(Lines of data)
--- start ---

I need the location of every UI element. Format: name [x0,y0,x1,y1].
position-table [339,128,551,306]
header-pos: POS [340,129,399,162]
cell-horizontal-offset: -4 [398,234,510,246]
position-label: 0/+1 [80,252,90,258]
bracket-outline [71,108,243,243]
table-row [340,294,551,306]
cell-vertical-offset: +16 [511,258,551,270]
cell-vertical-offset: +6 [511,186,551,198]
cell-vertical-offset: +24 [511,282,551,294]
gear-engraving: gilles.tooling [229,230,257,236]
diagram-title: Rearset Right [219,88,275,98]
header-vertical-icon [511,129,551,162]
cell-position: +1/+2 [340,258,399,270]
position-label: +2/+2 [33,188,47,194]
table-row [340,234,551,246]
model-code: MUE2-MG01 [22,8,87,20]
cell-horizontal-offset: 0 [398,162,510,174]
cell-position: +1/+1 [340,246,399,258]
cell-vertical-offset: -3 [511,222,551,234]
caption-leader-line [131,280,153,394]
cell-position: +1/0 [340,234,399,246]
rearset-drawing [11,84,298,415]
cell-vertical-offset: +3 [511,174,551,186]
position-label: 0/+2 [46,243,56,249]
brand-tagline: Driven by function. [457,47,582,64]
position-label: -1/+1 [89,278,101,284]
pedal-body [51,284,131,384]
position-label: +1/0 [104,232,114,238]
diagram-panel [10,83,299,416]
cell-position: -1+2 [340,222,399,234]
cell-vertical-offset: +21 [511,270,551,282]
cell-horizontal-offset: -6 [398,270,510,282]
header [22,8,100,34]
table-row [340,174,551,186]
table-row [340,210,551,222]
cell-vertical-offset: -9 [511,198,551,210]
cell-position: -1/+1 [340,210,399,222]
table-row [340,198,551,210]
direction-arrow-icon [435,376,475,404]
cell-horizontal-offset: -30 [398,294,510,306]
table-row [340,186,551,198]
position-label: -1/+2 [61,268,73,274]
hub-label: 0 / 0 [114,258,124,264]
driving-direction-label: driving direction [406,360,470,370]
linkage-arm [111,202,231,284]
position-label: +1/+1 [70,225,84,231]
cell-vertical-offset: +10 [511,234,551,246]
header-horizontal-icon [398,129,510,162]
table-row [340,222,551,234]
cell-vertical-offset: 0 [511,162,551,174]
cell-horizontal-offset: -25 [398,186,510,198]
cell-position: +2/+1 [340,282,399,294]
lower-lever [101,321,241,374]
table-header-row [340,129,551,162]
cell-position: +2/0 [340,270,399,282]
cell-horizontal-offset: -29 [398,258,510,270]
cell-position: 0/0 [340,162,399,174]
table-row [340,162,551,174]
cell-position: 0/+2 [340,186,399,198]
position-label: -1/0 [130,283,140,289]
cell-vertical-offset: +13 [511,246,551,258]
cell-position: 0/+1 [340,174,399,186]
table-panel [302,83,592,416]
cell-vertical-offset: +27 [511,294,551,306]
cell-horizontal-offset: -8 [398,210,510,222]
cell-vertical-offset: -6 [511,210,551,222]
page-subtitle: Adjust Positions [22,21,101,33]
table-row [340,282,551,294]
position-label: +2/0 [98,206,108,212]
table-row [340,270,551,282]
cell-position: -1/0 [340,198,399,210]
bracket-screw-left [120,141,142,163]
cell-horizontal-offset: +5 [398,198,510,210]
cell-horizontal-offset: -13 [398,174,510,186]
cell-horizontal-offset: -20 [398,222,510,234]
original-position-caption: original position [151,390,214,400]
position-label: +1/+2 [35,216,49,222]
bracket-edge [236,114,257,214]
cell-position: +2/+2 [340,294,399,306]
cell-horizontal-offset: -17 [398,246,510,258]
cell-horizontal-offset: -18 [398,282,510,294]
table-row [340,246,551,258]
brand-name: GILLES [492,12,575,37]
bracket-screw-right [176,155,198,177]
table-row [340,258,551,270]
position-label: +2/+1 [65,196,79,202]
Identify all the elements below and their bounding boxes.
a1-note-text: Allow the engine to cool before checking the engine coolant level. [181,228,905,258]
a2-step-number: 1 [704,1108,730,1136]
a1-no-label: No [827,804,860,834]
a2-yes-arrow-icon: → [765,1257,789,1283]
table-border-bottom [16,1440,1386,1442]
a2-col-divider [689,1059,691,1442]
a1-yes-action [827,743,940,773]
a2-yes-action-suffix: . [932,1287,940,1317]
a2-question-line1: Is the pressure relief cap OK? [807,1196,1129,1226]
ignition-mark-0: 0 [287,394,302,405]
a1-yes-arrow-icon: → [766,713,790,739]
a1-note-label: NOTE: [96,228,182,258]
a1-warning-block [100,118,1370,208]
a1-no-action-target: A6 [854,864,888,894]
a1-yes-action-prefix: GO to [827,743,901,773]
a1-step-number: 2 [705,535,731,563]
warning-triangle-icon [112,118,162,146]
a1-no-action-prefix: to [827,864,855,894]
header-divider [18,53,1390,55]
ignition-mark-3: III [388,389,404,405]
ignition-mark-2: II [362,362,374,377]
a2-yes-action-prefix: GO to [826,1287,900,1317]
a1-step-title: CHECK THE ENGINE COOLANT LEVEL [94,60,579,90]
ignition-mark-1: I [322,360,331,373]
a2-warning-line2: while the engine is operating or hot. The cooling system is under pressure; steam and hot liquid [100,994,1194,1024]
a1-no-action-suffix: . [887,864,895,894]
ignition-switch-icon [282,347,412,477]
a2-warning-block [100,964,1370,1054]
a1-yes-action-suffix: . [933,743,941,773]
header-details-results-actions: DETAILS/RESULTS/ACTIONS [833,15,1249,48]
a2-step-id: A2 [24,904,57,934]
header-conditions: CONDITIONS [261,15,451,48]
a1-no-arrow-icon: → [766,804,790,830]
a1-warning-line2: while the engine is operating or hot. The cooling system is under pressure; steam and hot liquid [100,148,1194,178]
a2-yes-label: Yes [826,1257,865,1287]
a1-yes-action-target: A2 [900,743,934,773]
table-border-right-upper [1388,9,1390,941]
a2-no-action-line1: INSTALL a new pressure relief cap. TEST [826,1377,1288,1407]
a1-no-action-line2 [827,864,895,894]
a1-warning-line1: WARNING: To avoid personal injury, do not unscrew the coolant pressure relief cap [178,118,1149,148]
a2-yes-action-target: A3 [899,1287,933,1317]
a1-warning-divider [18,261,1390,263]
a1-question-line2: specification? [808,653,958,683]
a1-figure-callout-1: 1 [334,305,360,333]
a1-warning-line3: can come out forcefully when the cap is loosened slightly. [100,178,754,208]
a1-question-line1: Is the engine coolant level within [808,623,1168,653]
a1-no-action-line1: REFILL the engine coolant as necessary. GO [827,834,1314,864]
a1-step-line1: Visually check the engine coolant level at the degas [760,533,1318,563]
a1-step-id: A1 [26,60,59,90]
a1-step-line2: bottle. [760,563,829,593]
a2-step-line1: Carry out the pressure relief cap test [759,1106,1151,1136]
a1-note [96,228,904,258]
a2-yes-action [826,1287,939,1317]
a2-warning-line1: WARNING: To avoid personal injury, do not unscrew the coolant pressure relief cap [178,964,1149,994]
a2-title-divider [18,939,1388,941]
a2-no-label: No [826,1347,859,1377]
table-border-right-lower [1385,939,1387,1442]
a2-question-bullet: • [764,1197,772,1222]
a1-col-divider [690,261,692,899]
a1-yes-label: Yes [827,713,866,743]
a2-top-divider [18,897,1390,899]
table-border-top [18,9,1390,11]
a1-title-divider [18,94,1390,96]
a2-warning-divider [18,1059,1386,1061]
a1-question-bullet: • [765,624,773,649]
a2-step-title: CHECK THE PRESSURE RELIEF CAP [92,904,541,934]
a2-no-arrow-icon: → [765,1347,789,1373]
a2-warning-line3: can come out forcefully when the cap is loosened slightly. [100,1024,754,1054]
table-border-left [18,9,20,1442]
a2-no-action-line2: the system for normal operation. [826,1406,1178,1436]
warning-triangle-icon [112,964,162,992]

--- end ---

Your goal: Print, without any alteration, the lines from the beginning of the data through the line containing "position-label: -1/0 [130,283,140,289]", both inclusive.

Output:
I need the location of every UI element. Format: name [x0,y0,x1,y1].
position-table [339,128,551,306]
header-pos: POS [340,129,399,162]
cell-horizontal-offset: -4 [398,234,510,246]
position-label: 0/+1 [80,252,90,258]
bracket-outline [71,108,243,243]
table-row [340,294,551,306]
cell-vertical-offset: +16 [511,258,551,270]
cell-vertical-offset: +6 [511,186,551,198]
cell-vertical-offset: +24 [511,282,551,294]
gear-engraving: gilles.tooling [229,230,257,236]
diagram-title: Rearset Right [219,88,275,98]
header-vertical-icon [511,129,551,162]
cell-position: +1/+2 [340,258,399,270]
position-label: +2/+2 [33,188,47,194]
table-row [340,234,551,246]
model-code: MUE2-MG01 [22,8,87,20]
cell-horizontal-offset: 0 [398,162,510,174]
cell-position: +1/+1 [340,246,399,258]
cell-vertical-offset: -3 [511,222,551,234]
caption-leader-line [131,280,153,394]
cell-position: +1/0 [340,234,399,246]
rearset-drawing [11,84,298,415]
cell-vertical-offset: +3 [511,174,551,186]
position-label: 0/+2 [46,243,56,249]
brand-tagline: Driven by function. [457,47,582,64]
position-label: -1/+1 [89,278,101,284]
pedal-body [51,284,131,384]
position-label: +1/0 [104,232,114,238]
diagram-panel [10,83,299,416]
cell-position: -1+2 [340,222,399,234]
cell-vertical-offset: +21 [511,270,551,282]
cell-horizontal-offset: -6 [398,270,510,282]
header [22,8,100,34]
table-row [340,174,551,186]
table-row [340,210,551,222]
cell-vertical-offset: -9 [511,198,551,210]
cell-position: -1/+1 [340,210,399,222]
table-row [340,198,551,210]
direction-arrow-icon [435,376,475,404]
cell-horizontal-offset: -30 [398,294,510,306]
table-row [340,186,551,198]
position-label: -1/+2 [61,268,73,274]
hub-label: 0 / 0 [114,258,124,264]
driving-direction-label: driving direction [406,360,470,370]
linkage-arm [111,202,231,284]
position-label: +1/+1 [70,225,84,231]
cell-vertical-offset: +10 [511,234,551,246]
header-horizontal-icon [398,129,510,162]
table-row [340,222,551,234]
cell-vertical-offset: 0 [511,162,551,174]
cell-horizontal-offset: -25 [398,186,510,198]
cell-position: +2/+1 [340,282,399,294]
lower-lever [101,321,241,374]
table-header-row [340,129,551,162]
cell-position: +2/0 [340,270,399,282]
cell-horizontal-offset: -29 [398,258,510,270]
cell-position: 0/0 [340,162,399,174]
table-row [340,162,551,174]
cell-position: 0/+2 [340,186,399,198]
position-label: -1/0 [130,283,140,289]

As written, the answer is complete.